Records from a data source
* * *

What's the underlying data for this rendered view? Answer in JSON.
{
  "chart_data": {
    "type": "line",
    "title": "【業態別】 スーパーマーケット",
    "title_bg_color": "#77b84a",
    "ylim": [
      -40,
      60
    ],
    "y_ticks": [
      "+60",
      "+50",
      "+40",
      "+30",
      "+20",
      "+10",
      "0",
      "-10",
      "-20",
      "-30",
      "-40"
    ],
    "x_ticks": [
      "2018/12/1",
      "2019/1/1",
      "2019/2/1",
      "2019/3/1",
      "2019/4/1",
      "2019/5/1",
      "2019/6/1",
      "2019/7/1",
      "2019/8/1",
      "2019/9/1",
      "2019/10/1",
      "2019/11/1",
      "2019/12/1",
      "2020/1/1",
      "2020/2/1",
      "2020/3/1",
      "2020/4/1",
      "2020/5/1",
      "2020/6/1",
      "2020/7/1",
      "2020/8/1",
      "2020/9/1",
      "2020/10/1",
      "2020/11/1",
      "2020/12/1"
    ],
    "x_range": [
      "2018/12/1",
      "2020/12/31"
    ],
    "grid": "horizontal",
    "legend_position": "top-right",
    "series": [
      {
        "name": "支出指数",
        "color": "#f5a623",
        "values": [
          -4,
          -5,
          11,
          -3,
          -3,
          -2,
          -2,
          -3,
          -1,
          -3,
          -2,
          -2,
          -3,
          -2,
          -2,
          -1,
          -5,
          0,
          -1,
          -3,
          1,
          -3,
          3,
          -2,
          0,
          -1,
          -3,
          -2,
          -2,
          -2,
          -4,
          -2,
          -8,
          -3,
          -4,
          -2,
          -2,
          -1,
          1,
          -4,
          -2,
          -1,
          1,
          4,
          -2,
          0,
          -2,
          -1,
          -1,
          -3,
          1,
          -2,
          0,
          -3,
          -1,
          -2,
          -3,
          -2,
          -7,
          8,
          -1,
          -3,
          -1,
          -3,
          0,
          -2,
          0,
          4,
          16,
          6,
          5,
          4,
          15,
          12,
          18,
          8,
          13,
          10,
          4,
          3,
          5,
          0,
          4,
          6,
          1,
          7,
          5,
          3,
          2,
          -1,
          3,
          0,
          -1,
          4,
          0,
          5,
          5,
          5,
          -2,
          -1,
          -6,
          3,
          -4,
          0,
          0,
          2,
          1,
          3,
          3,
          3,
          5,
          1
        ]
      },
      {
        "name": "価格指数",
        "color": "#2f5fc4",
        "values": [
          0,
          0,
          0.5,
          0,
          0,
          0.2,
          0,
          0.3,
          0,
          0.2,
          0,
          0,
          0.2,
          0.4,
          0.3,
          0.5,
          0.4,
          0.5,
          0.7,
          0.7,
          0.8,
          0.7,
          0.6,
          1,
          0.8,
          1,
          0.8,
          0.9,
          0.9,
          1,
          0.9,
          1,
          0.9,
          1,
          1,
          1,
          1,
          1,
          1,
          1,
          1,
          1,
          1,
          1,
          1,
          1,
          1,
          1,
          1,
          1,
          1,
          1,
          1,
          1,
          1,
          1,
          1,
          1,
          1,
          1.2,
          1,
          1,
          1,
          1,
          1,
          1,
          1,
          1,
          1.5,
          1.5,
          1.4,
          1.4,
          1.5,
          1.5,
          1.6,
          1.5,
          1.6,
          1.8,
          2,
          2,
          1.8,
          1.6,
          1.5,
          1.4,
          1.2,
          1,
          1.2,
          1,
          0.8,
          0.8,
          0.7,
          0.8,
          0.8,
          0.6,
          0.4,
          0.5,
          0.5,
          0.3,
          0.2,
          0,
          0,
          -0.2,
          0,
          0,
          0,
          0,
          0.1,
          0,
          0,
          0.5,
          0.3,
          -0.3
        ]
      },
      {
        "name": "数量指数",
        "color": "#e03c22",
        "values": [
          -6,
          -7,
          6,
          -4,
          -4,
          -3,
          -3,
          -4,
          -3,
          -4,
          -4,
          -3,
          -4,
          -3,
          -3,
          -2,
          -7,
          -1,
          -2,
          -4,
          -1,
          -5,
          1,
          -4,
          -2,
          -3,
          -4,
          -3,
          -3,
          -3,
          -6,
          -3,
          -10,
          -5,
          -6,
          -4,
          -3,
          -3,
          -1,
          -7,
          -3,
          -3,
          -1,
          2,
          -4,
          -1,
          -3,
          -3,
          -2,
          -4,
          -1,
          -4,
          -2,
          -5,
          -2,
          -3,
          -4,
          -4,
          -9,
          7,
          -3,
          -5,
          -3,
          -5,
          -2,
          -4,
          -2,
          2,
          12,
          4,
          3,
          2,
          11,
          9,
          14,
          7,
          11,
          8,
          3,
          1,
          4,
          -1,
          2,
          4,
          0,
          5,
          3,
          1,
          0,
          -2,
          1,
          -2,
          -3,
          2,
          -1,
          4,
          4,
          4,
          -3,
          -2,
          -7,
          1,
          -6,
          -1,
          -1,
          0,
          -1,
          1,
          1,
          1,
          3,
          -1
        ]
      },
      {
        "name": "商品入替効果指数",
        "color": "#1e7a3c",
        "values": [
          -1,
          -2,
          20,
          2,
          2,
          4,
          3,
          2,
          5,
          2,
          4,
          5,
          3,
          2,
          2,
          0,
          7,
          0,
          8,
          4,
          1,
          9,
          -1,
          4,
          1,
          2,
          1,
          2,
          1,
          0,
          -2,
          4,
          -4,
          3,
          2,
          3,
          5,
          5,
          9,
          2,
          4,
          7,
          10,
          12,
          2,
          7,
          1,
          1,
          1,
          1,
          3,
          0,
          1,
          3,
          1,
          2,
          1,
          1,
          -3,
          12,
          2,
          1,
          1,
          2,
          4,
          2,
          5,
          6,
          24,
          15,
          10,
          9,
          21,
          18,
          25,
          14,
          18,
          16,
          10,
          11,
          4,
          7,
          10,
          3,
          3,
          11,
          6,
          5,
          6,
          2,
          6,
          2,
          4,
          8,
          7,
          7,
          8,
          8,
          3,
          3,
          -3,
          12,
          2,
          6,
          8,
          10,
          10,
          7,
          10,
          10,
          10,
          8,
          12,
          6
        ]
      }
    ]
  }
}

* * *

[Brief] Extract each line from the listing that holds the word "name".

[Finished answer]
        "name": "支出指数",
        "name": "価格指数",
        "name": "数量指数",
        "name": "商品入替効果指数",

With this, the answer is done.